* Objective *
Extract every entry word for word.

* begin *

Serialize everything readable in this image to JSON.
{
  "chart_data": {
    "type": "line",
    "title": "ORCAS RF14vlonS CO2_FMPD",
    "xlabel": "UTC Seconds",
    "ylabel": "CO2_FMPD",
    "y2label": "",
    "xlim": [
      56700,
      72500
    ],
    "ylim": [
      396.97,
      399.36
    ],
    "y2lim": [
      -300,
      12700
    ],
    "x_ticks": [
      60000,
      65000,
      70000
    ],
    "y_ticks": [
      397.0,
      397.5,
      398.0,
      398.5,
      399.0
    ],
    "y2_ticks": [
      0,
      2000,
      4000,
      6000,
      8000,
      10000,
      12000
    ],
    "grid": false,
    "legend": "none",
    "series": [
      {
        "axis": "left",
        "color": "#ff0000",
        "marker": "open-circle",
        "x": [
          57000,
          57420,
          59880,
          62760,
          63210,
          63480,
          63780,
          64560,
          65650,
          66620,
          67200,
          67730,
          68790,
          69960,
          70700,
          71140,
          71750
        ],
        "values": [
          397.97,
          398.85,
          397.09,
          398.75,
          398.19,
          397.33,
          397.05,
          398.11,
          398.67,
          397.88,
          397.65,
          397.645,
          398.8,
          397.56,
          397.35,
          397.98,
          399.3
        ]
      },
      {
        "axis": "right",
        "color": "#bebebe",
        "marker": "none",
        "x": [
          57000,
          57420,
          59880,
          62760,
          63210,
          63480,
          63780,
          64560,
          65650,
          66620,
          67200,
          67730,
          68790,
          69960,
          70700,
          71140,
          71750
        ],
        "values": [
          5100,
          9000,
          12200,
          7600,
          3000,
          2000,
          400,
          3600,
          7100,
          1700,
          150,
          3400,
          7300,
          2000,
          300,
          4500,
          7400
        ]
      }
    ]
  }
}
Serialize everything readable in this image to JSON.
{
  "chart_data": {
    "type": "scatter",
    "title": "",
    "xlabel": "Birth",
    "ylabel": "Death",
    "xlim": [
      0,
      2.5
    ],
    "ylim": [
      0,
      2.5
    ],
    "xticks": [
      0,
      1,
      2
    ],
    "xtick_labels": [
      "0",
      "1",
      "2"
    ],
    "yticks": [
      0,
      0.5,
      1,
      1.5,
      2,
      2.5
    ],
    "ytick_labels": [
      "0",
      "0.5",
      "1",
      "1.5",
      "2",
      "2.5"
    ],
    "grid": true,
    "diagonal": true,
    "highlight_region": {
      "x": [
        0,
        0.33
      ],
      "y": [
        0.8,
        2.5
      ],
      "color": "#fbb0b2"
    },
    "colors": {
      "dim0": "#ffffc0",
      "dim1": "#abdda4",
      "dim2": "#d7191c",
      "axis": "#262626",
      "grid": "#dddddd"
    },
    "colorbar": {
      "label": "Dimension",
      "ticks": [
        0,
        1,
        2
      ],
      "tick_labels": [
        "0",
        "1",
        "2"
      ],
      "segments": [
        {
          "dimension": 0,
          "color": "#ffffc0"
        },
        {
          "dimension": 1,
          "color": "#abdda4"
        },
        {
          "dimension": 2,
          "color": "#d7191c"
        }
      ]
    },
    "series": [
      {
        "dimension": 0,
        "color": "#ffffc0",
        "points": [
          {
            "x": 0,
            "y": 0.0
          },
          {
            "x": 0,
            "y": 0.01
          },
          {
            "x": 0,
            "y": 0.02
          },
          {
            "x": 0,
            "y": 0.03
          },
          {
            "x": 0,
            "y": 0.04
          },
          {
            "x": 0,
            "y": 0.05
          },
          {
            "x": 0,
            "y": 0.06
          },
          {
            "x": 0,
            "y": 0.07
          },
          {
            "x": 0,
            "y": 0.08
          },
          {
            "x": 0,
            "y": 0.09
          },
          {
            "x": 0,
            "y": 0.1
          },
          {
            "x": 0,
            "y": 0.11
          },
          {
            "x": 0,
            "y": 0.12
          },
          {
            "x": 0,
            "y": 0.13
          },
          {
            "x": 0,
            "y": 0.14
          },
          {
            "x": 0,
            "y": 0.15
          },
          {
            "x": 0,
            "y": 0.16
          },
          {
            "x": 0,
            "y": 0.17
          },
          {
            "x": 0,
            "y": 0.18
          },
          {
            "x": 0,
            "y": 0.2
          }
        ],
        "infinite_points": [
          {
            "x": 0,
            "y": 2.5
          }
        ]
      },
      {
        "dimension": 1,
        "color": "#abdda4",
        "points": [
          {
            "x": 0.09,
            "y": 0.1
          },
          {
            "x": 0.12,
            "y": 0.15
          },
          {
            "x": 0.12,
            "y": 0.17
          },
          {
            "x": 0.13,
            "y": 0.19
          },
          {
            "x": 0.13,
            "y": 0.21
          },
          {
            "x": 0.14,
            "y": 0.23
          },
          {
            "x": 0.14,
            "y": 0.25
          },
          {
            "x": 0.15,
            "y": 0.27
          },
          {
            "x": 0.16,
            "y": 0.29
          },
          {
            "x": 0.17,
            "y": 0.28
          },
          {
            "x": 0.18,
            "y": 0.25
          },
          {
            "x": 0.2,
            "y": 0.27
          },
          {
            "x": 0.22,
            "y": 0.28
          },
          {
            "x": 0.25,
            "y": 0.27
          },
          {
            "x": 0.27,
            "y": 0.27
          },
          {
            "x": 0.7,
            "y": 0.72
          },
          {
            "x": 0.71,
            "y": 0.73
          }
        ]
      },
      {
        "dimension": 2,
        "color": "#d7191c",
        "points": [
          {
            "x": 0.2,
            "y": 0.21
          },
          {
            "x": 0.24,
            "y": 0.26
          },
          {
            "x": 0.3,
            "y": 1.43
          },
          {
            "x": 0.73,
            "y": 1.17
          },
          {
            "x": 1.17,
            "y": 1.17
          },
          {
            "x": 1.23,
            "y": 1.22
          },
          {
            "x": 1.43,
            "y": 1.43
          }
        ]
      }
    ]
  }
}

* end *

* The solution *
Serialize everything readable in this image to JSON.
{
  "chart_data": {
    "type": "line",
    "title": "ORCAS RF14vlonS CO2_FMPD",
    "xlabel": "UTC Seconds",
    "ylabel": "CO2_FMPD",
    "y2label": "",
    "xlim": [
      56700,
      72500
    ],
    "ylim": [
      396.97,
      399.36
    ],
    "y2lim": [
      -300,
      12700
    ],
    "x_ticks": [
      60000,
      65000,
      70000
    ],
    "y_ticks": [
      397.0,
      397.5,
      398.0,
      398.5,
      399.0
    ],
    "y2_ticks": [
      0,
      2000,
      4000,
      6000,
      8000,
      10000,
      12000
    ],
    "grid": false,
    "legend": "none",
    "series": [
      {
        "axis": "left",
        "color": "#ff0000",
        "marker": "open-circle",
        "x": [
          57000,
          57420,
          59880,
          62760,
          63210,
          63480,
          63780,
          64560,
          65650,
          66620,
          67200,
          67730,
          68790,
          69960,
          70700,
          71140,
          71750
        ],
        "values": [
          397.97,
          398.85,
          397.09,
          398.75,
          398.19,
          397.33,
          397.05,
          398.11,
          398.67,
          397.88,
          397.65,
          397.645,
          398.8,
          397.56,
          397.35,
          397.98,
          399.3
        ]
      },
      {
        "axis": "right",
        "color": "#bebebe",
        "marker": "none",
        "x": [
          57000,
          57420,
          59880,
          62760,
          63210,
          63480,
          63780,
          64560,
          65650,
          66620,
          67200,
          67730,
          68790,
          69960,
          70700,
          71140,
          71750
        ],
        "values": [
          5100,
          9000,
          12200,
          7600,
          3000,
          2000,
          400,
          3600,
          7100,
          1700,
          150,
          3400,
          7300,
          2000,
          300,
          4500,
          7400
        ]
      }
    ]
  }
}
Serialize everything readable in this image to JSON.
{
  "chart_data": {
    "type": "scatter",
    "title": "",
    "xlabel": "Birth",
    "ylabel": "Death",
    "xlim": [
      0,
      2.5
    ],
    "ylim": [
      0,
      2.5
    ],
    "xticks": [
      0,
      1,
      2
    ],
    "xtick_labels": [
      "0",
      "1",
      "2"
    ],
    "yticks": [
      0,
      0.5,
      1,
      1.5,
      2,
      2.5
    ],
    "ytick_labels": [
      "0",
      "0.5",
      "1",
      "1.5",
      "2",
      "2.5"
    ],
    "grid": true,
    "diagonal": true,
    "highlight_region": {
      "x": [
        0,
        0.33
      ],
      "y": [
        0.8,
        2.5
      ],
      "color": "#fbb0b2"
    },
    "colors": {
      "dim0": "#ffffc0",
      "dim1": "#abdda4",
      "dim2": "#d7191c",
      "axis": "#262626",
      "grid": "#dddddd"
    },
    "colorbar": {
      "label": "Dimension",
      "ticks": [
        0,
        1,
        2
      ],
      "tick_labels": [
        "0",
        "1",
        "2"
      ],
      "segments": [
        {
          "dimension": 0,
          "color": "#ffffc0"
        },
        {
          "dimension": 1,
          "color": "#abdda4"
        },
        {
          "dimension": 2,
          "color": "#d7191c"
        }
      ]
    },
    "series": [
      {
        "dimension": 0,
        "color": "#ffffc0",
        "points": [
          {
            "x": 0,
            "y": 0.0
          },
          {
            "x": 0,
            "y": 0.01
          },
          {
            "x": 0,
            "y": 0.02
          },
          {
            "x": 0,
            "y": 0.03
          },
          {
            "x": 0,
            "y": 0.04
          },
          {
            "x": 0,
            "y": 0.05
          },
          {
            "x": 0,
            "y": 0.06
          },
          {
            "x": 0,
            "y": 0.07
          },
          {
            "x": 0,
            "y": 0.08
          },
          {
            "x": 0,
            "y": 0.09
          },
          {
            "x": 0,
            "y": 0.1
          },
          {
            "x": 0,
            "y": 0.11
          },
          {
            "x": 0,
            "y": 0.12
          },
          {
            "x": 0,
            "y": 0.13
          },
          {
            "x": 0,
            "y": 0.14
          },
          {
            "x": 0,
            "y": 0.15
          },
          {
            "x": 0,
            "y": 0.16
          },
          {
            "x": 0,
            "y": 0.17
          },
          {
            "x": 0,
            "y": 0.18
          },
          {
            "x": 0,
            "y": 0.2
          }
        ],
        "infinite_points": [
          {
            "x": 0,
            "y": 2.5
          }
        ]
      },
      {
        "dimension": 1,
        "color": "#abdda4",
        "points": [
          {
            "x": 0.09,
            "y": 0.1
          },
          {
            "x": 0.12,
            "y": 0.15
          },
          {
            "x": 0.12,
            "y": 0.17
          },
          {
            "x": 0.13,
            "y": 0.19
          },
          {
            "x": 0.13,
            "y": 0.21
          },
          {
            "x": 0.14,
            "y": 0.23
          },
          {
            "x": 0.14,
            "y": 0.25
          },
          {
            "x": 0.15,
            "y": 0.27
          },
          {
            "x": 0.16,
            "y": 0.29
          },
          {
            "x": 0.17,
            "y": 0.28
          },
          {
            "x": 0.18,
            "y": 0.25
          },
          {
            "x": 0.2,
            "y": 0.27
          },
          {
            "x": 0.22,
            "y": 0.28
          },
          {
            "x": 0.25,
            "y": 0.27
          },
          {
            "x": 0.27,
            "y": 0.27
          },
          {
            "x": 0.7,
            "y": 0.72
          },
          {
            "x": 0.71,
            "y": 0.73
          }
        ]
      },
      {
        "dimension": 2,
        "color": "#d7191c",
        "points": [
          {
            "x": 0.2,
            "y": 0.21
          },
          {
            "x": 0.24,
            "y": 0.26
          },
          {
            "x": 0.3,
            "y": 1.43
          },
          {
            "x": 0.73,
            "y": 1.17
          },
          {
            "x": 1.17,
            "y": 1.17
          },
          {
            "x": 1.23,
            "y": 1.22
          },
          {
            "x": 1.43,
            "y": 1.43
          }
        ]
      }
    ]
  }
}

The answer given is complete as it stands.